* **DATA SHOWN**:
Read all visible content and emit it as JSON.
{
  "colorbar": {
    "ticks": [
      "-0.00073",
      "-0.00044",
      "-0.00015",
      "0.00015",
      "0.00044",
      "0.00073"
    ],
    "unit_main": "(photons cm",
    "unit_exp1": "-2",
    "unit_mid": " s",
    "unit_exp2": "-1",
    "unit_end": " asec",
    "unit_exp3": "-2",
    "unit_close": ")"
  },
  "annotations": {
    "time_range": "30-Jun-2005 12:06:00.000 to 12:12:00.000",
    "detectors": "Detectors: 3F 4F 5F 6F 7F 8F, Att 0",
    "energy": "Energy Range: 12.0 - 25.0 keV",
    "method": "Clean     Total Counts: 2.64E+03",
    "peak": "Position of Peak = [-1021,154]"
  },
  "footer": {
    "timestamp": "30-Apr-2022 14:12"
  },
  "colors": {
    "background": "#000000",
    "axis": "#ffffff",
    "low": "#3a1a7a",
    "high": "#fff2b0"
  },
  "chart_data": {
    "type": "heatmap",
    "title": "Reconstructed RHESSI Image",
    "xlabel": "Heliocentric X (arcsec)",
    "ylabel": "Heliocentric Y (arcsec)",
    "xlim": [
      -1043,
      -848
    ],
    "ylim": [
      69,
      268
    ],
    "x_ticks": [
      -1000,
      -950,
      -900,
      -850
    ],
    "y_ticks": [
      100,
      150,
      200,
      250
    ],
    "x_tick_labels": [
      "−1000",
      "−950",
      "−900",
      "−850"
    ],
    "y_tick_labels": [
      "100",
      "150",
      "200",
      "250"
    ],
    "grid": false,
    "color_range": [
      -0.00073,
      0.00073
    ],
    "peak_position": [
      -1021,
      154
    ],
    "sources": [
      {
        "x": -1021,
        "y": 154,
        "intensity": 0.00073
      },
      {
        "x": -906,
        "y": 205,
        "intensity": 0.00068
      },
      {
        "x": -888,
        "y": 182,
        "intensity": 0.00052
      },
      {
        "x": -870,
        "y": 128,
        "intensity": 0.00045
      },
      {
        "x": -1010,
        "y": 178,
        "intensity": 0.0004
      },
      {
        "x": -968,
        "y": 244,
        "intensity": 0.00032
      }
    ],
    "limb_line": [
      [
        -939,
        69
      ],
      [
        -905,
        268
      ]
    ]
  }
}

* **INSTRUCTIONS TO FOLLOW**:
Exactly reproduce all of the entries.

* **EXERCISE OUTPUT**:
Read all visible content and emit it as JSON.
{
  "colorbar": {
    "ticks": [
      "-0.00073",
      "-0.00044",
      "-0.00015",
      "0.00015",
      "0.00044",
      "0.00073"
    ],
    "unit_main": "(photons cm",
    "unit_exp1": "-2",
    "unit_mid": " s",
    "unit_exp2": "-1",
    "unit_end": " asec",
    "unit_exp3": "-2",
    "unit_close": ")"
  },
  "annotations": {
    "time_range": "30-Jun-2005 12:06:00.000 to 12:12:00.000",
    "detectors": "Detectors: 3F 4F 5F 6F 7F 8F, Att 0",
    "energy": "Energy Range: 12.0 - 25.0 keV",
    "method": "Clean     Total Counts: 2.64E+03",
    "peak": "Position of Peak = [-1021,154]"
  },
  "footer": {
    "timestamp": "30-Apr-2022 14:12"
  },
  "colors": {
    "background": "#000000",
    "axis": "#ffffff",
    "low": "#3a1a7a",
    "high": "#fff2b0"
  },
  "chart_data": {
    "type": "heatmap",
    "title": "Reconstructed RHESSI Image",
    "xlabel": "Heliocentric X (arcsec)",
    "ylabel": "Heliocentric Y (arcsec)",
    "xlim": [
      -1043,
      -848
    ],
    "ylim": [
      69,
      268
    ],
    "x_ticks": [
      -1000,
      -950,
      -900,
      -850
    ],
    "y_ticks": [
      100,
      150,
      200,
      250
    ],
    "x_tick_labels": [
      "−1000",
      "−950",
      "−900",
      "−850"
    ],
    "y_tick_labels": [
      "100",
      "150",
      "200",
      "250"
    ],
    "grid": false,
    "color_range": [
      -0.00073,
      0.00073
    ],
    "peak_position": [
      -1021,
      154
    ],
    "sources": [
      {
        "x": -1021,
        "y": 154,
        "intensity": 0.00073
      },
      {
        "x": -906,
        "y": 205,
        "intensity": 0.00068
      },
      {
        "x": -888,
        "y": 182,
        "intensity": 0.00052
      },
      {
        "x": -870,
        "y": 128,
        "intensity": 0.00045
      },
      {
        "x": -1010,
        "y": 178,
        "intensity": 0.0004
      },
      {
        "x": -968,
        "y": 244,
        "intensity": 0.00032
      }
    ],
    "limb_line": [
      [
        -939,
        69
      ],
      [
        -905,
        268
      ]
    ]
  }
}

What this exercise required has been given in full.